> _Problem requirements_
Every line of the data must be copied exactly.

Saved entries
········
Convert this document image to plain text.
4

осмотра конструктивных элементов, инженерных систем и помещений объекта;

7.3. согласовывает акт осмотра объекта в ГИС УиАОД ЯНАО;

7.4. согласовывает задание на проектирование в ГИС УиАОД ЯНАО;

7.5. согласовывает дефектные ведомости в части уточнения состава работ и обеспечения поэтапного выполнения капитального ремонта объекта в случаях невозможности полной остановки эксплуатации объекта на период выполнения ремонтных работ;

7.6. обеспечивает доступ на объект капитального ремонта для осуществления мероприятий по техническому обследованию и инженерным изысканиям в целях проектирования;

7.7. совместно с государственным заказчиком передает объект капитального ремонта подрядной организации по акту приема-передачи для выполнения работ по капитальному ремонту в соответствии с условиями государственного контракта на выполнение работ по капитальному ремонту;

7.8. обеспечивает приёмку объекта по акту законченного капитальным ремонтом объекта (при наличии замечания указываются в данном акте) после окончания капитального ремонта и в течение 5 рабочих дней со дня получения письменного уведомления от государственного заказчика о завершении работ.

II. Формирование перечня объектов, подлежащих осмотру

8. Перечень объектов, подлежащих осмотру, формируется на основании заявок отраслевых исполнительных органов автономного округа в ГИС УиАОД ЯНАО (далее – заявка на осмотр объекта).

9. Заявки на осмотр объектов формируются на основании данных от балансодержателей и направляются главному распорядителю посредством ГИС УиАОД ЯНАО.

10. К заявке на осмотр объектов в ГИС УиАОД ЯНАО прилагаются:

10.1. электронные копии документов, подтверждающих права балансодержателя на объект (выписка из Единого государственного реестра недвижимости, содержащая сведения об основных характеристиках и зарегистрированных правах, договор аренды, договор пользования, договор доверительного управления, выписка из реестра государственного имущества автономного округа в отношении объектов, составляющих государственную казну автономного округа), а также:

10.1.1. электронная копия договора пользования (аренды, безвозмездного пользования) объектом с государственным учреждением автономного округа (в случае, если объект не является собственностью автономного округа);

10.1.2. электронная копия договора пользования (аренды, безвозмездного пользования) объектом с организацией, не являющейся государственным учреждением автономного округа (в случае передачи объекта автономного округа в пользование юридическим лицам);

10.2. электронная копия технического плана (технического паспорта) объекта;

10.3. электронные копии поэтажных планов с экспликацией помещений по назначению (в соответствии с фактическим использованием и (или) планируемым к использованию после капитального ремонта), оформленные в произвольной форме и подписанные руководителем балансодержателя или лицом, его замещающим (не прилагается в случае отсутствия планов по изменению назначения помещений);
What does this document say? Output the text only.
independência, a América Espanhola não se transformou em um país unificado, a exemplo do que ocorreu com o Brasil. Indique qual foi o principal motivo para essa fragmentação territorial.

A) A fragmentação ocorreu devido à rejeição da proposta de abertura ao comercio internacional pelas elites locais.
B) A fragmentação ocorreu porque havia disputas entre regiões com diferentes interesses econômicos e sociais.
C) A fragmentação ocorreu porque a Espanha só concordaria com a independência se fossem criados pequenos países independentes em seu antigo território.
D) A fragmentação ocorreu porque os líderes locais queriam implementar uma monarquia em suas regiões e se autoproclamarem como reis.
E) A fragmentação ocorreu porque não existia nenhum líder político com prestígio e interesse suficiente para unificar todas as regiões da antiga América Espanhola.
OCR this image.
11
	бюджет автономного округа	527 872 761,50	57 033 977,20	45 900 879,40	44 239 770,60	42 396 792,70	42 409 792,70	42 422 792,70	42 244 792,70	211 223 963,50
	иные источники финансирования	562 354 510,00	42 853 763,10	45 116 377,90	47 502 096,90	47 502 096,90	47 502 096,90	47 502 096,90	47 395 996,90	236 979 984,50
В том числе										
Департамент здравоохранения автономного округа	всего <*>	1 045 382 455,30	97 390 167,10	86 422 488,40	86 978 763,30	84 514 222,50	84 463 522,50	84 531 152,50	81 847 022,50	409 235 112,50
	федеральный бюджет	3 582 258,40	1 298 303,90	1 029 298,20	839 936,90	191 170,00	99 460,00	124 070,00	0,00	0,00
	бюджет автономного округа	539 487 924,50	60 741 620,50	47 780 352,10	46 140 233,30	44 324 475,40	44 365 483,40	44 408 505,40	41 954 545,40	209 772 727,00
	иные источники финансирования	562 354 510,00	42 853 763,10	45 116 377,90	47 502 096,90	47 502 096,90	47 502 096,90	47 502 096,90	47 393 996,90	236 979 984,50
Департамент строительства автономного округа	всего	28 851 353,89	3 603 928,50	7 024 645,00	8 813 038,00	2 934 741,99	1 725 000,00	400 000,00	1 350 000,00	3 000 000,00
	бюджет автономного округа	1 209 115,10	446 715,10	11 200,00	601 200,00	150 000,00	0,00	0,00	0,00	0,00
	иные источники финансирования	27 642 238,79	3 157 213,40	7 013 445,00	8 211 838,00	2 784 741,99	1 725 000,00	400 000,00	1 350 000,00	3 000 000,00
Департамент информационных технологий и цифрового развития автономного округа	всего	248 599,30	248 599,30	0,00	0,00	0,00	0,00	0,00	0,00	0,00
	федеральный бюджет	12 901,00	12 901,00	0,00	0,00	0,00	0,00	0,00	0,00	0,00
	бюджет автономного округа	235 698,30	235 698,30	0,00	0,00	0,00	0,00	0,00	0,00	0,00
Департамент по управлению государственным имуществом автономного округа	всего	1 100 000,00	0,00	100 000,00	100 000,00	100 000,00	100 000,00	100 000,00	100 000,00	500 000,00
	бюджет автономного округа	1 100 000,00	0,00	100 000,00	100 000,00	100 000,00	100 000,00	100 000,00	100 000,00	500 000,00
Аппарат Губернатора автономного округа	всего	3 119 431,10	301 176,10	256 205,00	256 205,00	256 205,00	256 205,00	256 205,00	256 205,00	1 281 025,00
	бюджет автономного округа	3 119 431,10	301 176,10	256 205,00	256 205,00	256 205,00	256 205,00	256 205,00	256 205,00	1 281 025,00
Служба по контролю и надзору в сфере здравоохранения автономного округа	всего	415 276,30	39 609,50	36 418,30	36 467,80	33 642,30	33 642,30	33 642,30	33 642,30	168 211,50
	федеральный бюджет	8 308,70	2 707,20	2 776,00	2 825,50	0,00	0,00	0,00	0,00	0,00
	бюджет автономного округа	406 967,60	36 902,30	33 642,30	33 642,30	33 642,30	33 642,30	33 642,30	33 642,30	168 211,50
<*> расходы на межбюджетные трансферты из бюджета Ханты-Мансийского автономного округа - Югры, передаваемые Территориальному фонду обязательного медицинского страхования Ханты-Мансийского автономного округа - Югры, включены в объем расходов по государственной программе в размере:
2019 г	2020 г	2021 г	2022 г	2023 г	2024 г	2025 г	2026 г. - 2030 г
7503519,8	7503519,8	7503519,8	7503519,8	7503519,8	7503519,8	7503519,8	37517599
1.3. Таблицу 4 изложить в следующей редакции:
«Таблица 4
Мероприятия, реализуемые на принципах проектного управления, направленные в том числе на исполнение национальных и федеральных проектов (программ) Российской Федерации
········
> _Response_
Convert this document image to plain text.
4

осмотра конструктивных элементов, инженерных систем и помещений объекта;

7.3. согласовывает акт осмотра объекта в ГИС УиАОД ЯНАО;

7.4. согласовывает задание на проектирование в ГИС УиАОД ЯНАО;

7.5. согласовывает дефектные ведомости в части уточнения состава работ и обеспечения поэтапного выполнения капитального ремонта объекта в случаях невозможности полной остановки эксплуатации объекта на период выполнения ремонтных работ;

7.6. обеспечивает доступ на объект капитального ремонта для осуществления мероприятий по техническому обследованию и инженерным изысканиям в целях проектирования;

7.7. совместно с государственным заказчиком передает объект капитального ремонта подрядной организации по акту приема-передачи для выполнения работ по капитальному ремонту в соответствии с условиями государственного контракта на выполнение работ по капитальному ремонту;

7.8. обеспечивает приёмку объекта по акту законченного капитальным ремонтом объекта (при наличии замечания указываются в данном акте) после окончания капитального ремонта и в течение 5 рабочих дней со дня получения письменного уведомления от государственного заказчика о завершении работ.

II. Формирование перечня объектов, подлежащих осмотру

8. Перечень объектов, подлежащих осмотру, формируется на основании заявок отраслевых исполнительных органов автономного округа в ГИС УиАОД ЯНАО (далее – заявка на осмотр объекта).

9. Заявки на осмотр объектов формируются на основании данных от балансодержателей и направляются главному распорядителю посредством ГИС УиАОД ЯНАО.

10. К заявке на осмотр объектов в ГИС УиАОД ЯНАО прилагаются:

10.1. электронные копии документов, подтверждающих права балансодержателя на объект (выписка из Единого государственного реестра недвижимости, содержащая сведения об основных характеристиках и зарегистрированных правах, договор аренды, договор пользования, договор доверительного управления, выписка из реестра государственного имущества автономного округа в отношении объектов, составляющих государственную казну автономного округа), а также:

10.1.1. электронная копия договора пользования (аренды, безвозмездного пользования) объектом с государственным учреждением автономного округа (в случае, если объект не является собственностью автономного округа);

10.1.2. электронная копия договора пользования (аренды, безвозмездного пользования) объектом с организацией, не являющейся государственным учреждением автономного округа (в случае передачи объекта автономного округа в пользование юридическим лицам);

10.2. электронная копия технического плана (технического паспорта) объекта;

10.3. электронные копии поэтажных планов с экспликацией помещений по назначению (в соответствии с фактическим использованием и (или) планируемым к использованию после капитального ремонта), оформленные в произвольной форме и подписанные руководителем балансодержателя или лицом, его замещающим (не прилагается в случае отсутствия планов по изменению назначения помещений);
What does this document say? Output the text only.
independência, a América Espanhola não se transformou em um país unificado, a exemplo do que ocorreu com o Brasil. Indique qual foi o principal motivo para essa fragmentação territorial.

A) A fragmentação ocorreu devido à rejeição da proposta de abertura ao comercio internacional pelas elites locais.
B) A fragmentação ocorreu porque havia disputas entre regiões com diferentes interesses econômicos e sociais.
C) A fragmentação ocorreu porque a Espanha só concordaria com a independência se fossem criados pequenos países independentes em seu antigo território.
D) A fragmentação ocorreu porque os líderes locais queriam implementar uma monarquia em suas regiões e se autoproclamarem como reis.
E) A fragmentação ocorreu porque não existia nenhum líder político com prestígio e interesse suficiente para unificar todas as regiões da antiga América Espanhola.
OCR this image.
11
	бюджет автономного округа	527 872 761,50	57 033 977,20	45 900 879,40	44 239 770,60	42 396 792,70	42 409 792,70	42 422 792,70	42 244 792,70	211 223 963,50
	иные источники финансирования	562 354 510,00	42 853 763,10	45 116 377,90	47 502 096,90	47 502 096,90	47 502 096,90	47 502 096,90	47 395 996,90	236 979 984,50
В том числе										
Департамент здравоохранения автономного округа	всего <*>	1 045 382 455,30	97 390 167,10	86 422 488,40	86 978 763,30	84 514 222,50	84 463 522,50	84 531 152,50	81 847 022,50	409 235 112,50
	федеральный бюджет	3 582 258,40	1 298 303,90	1 029 298,20	839 936,90	191 170,00	99 460,00	124 070,00	0,00	0,00
	бюджет автономного округа	539 487 924,50	60 741 620,50	47 780 352,10	46 140 233,30	44 324 475,40	44 365 483,40	44 408 505,40	41 954 545,40	209 772 727,00
	иные источники финансирования	562 354 510,00	42 853 763,10	45 116 377,90	47 502 096,90	47 502 096,90	47 502 096,90	47 502 096,90	47 393 996,90	236 979 984,50
Департамент строительства автономного округа	всего	28 851 353,89	3 603 928,50	7 024 645,00	8 813 038,00	2 934 741,99	1 725 000,00	400 000,00	1 350 000,00	3 000 000,00
	бюджет автономного округа	1 209 115,10	446 715,10	11 200,00	601 200,00	150 000,00	0,00	0,00	0,00	0,00
	иные источники финансирования	27 642 238,79	3 157 213,40	7 013 445,00	8 211 838,00	2 784 741,99	1 725 000,00	400 000,00	1 350 000,00	3 000 000,00
Департамент информационных технологий и цифрового развития автономного округа	всего	248 599,30	248 599,30	0,00	0,00	0,00	0,00	0,00	0,00	0,00
	федеральный бюджет	12 901,00	12 901,00	0,00	0,00	0,00	0,00	0,00	0,00	0,00
	бюджет автономного округа	235 698,30	235 698,30	0,00	0,00	0,00	0,00	0,00	0,00	0,00
Департамент по управлению государственным имуществом автономного округа	всего	1 100 000,00	0,00	100 000,00	100 000,00	100 000,00	100 000,00	100 000,00	100 000,00	500 000,00
	бюджет автономного округа	1 100 000,00	0,00	100 000,00	100 000,00	100 000,00	100 000,00	100 000,00	100 000,00	500 000,00
Аппарат Губернатора автономного округа	всего	3 119 431,10	301 176,10	256 205,00	256 205,00	256 205,00	256 205,00	256 205,00	256 205,00	1 281 025,00
	бюджет автономного округа	3 119 431,10	301 176,10	256 205,00	256 205,00	256 205,00	256 205,00	256 205,00	256 205,00	1 281 025,00
Служба по контролю и надзору в сфере здравоохранения автономного округа	всего	415 276,30	39 609,50	36 418,30	36 467,80	33 642,30	33 642,30	33 642,30	33 642,30	168 211,50
	федеральный бюджет	8 308,70	2 707,20	2 776,00	2 825,50	0,00	0,00	0,00	0,00	0,00
	бюджет автономного округа	406 967,60	36 902,30	33 642,30	33 642,30	33 642,30	33 642,30	33 642,30	33 642,30	168 211,50
<*> расходы на межбюджетные трансферты из бюджета Ханты-Мансийского автономного округа - Югры, передаваемые Территориальному фонду обязательного медицинского страхования Ханты-Мансийского автономного округа - Югры, включены в объем расходов по государственной программе в размере:
2019 г	2020 г	2021 г	2022 г	2023 г	2024 г	2025 г	2026 г. - 2030 г
7503519,8	7503519,8	7503519,8	7503519,8	7503519,8	7503519,8	7503519,8	37517599
1.3. Таблицу 4 изложить в следующей редакции:
«Таблица 4
Мероприятия, реализуемые на принципах проектного управления, направленные в том числе на исполнение национальных и федеральных проектов (программ) Российской Федерации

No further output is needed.